──────── Data to process ────────

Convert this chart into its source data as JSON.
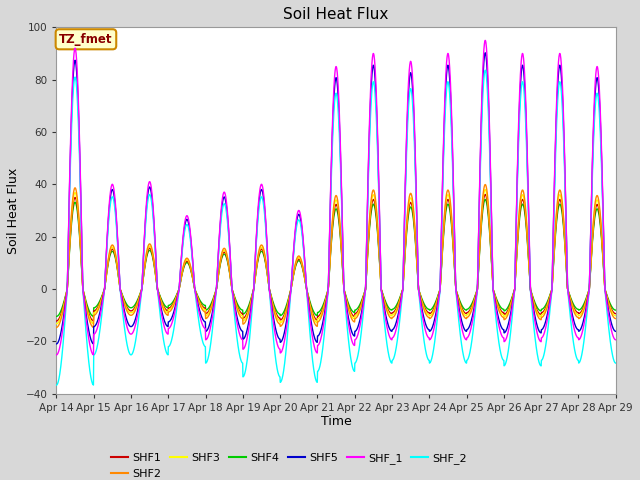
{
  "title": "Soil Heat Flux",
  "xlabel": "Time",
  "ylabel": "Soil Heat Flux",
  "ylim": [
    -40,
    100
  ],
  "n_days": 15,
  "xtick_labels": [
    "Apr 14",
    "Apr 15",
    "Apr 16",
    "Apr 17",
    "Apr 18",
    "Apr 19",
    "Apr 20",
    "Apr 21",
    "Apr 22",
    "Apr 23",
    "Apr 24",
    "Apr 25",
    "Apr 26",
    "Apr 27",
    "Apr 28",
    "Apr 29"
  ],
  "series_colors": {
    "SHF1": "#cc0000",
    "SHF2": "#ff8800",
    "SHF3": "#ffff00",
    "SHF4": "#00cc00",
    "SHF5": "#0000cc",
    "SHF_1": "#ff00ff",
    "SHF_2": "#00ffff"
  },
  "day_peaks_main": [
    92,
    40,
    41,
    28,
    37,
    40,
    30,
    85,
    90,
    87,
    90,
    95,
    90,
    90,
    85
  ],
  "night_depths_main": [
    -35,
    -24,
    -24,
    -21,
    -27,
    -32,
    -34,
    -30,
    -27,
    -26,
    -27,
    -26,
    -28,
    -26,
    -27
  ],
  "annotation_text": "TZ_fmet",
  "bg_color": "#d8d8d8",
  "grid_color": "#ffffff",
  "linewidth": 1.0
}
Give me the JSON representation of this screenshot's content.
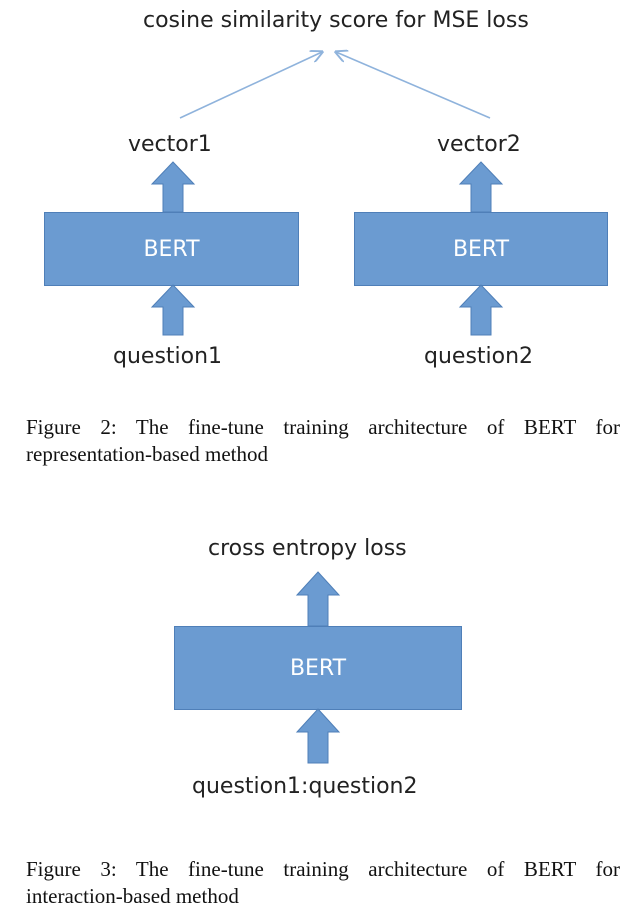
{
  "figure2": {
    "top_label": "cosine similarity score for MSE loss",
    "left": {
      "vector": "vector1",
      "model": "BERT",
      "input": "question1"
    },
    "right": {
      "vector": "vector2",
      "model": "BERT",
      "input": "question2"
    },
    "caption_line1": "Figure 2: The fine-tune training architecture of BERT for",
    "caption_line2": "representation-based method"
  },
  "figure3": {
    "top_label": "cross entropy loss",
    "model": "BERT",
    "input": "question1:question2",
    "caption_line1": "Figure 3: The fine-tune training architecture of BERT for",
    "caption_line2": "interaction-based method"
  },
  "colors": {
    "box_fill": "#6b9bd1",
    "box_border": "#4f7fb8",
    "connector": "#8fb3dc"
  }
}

────────

Task to carry out.
Every line should be retyped exactly, with the pictures omitted.

Response below.
Convert this chart into its source data as JSON.
{
  "title": "Soil Heat Flux",
  "xlabel": "Time",
  "ylabel": "Soil Heat Flux",
  "ylim": [
    -40,
    100
  ],
  "n_days": 15,
  "xtick_labels": [
    "Apr 14",
    "Apr 15",
    "Apr 16",
    "Apr 17",
    "Apr 18",
    "Apr 19",
    "Apr 20",
    "Apr 21",
    "Apr 22",
    "Apr 23",
    "Apr 24",
    "Apr 25",
    "Apr 26",
    "Apr 27",
    "Apr 28",
    "Apr 29"
  ],
  "series_colors": {
    "SHF1": "#cc0000",
    "SHF2": "#ff8800",
    "SHF3": "#ffff00",
    "SHF4": "#00cc00",
    "SHF5": "#0000cc",
    "SHF_1": "#ff00ff",
    "SHF_2": "#00ffff"
  },
  "day_peaks_main": [
    92,
    40,
    41,
    28,
    37,
    40,
    30,
    85,
    90,
    87,
    90,
    95,
    90,
    90,
    85
  ],
  "night_depths_main": [
    -35,
    -24,
    -24,
    -21,
    -27,
    -32,
    -34,
    -30,
    -27,
    -26,
    -27,
    -26,
    -28,
    -26,
    -27
  ],
  "annotation_text": "TZ_fmet",
  "bg_color": "#d8d8d8",
  "grid_color": "#ffffff",
  "linewidth": 1.0
}
Give me the JSON representation of this screenshot's content.
{
  "figure2": {
    "top_label": "cosine similarity score for MSE loss",
    "left": {
      "vector": "vector1",
      "model": "BERT",
      "input": "question1"
    },
    "right": {
      "vector": "vector2",
      "model": "BERT",
      "input": "question2"
    },
    "caption_line1": "Figure 2: The fine-tune training architecture of BERT for",
    "caption_line2": "representation-based method"
  },
  "figure3": {
    "top_label": "cross entropy loss",
    "model": "BERT",
    "input": "question1:question2",
    "caption_line1": "Figure 3: The fine-tune training architecture of BERT for",
    "caption_line2": "interaction-based method"
  },
  "colors": {
    "box_fill": "#6b9bd1",
    "box_border": "#4f7fb8",
    "connector": "#8fb3dc"
  }
}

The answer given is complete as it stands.